## What is asked
Copy out each line below that has the word "uses" in it.

--- Start of Given data ---

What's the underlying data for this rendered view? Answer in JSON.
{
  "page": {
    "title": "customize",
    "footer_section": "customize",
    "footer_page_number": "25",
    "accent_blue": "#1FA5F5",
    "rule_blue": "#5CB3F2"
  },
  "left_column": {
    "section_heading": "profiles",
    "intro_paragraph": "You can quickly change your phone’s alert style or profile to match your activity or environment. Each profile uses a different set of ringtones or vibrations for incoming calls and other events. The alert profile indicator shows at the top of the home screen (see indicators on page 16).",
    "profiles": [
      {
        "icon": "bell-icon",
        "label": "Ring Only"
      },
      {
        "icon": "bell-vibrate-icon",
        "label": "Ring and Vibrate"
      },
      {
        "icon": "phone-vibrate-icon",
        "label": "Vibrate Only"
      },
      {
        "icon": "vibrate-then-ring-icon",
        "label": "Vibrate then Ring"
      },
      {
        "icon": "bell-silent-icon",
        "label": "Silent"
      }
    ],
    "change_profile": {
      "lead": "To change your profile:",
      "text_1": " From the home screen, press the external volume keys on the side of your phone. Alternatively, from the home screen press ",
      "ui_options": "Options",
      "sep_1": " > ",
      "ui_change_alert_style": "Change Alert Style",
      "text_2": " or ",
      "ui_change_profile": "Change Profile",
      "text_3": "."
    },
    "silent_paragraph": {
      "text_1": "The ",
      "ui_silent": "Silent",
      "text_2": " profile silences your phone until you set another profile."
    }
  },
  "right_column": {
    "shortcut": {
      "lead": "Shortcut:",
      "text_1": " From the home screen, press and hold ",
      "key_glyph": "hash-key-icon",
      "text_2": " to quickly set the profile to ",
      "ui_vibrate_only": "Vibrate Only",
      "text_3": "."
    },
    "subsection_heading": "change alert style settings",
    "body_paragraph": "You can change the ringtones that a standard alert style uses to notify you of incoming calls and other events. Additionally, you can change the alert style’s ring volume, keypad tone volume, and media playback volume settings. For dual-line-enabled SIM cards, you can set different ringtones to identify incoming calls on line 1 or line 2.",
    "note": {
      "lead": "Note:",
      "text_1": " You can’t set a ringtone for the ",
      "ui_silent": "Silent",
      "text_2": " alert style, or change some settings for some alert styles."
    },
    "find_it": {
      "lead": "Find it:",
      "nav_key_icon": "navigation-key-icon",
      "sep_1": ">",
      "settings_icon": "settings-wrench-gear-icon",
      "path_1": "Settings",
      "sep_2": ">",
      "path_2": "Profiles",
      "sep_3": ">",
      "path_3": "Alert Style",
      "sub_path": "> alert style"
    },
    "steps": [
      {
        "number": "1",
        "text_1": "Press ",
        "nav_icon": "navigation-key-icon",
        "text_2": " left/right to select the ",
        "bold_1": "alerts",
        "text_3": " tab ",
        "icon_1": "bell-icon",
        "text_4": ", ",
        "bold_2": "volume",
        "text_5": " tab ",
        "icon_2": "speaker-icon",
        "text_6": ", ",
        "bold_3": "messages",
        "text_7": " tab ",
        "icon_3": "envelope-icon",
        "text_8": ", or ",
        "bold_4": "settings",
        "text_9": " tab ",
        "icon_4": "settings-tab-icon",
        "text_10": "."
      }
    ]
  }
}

--- End of Given data ---

## Exercise output
    "intro_paragraph": "You can quickly change your phone’s alert style or profile to match your activity or environment. Each profile uses a different set of ringtones or vibrations for incoming calls and other events. The alert profile indicator shows at the top of the home screen (see indicators on page 16).",
    "body_paragraph": "You can change the ringtones that a standard alert style uses to notify you of incoming calls and other events. Additionally, you can change the alert style’s ring volume, keypad tone volume, and media playback volume settings. For dual-line-enabled SIM cards, you can set different ringtones to identify incoming calls on line 1 or line 2.",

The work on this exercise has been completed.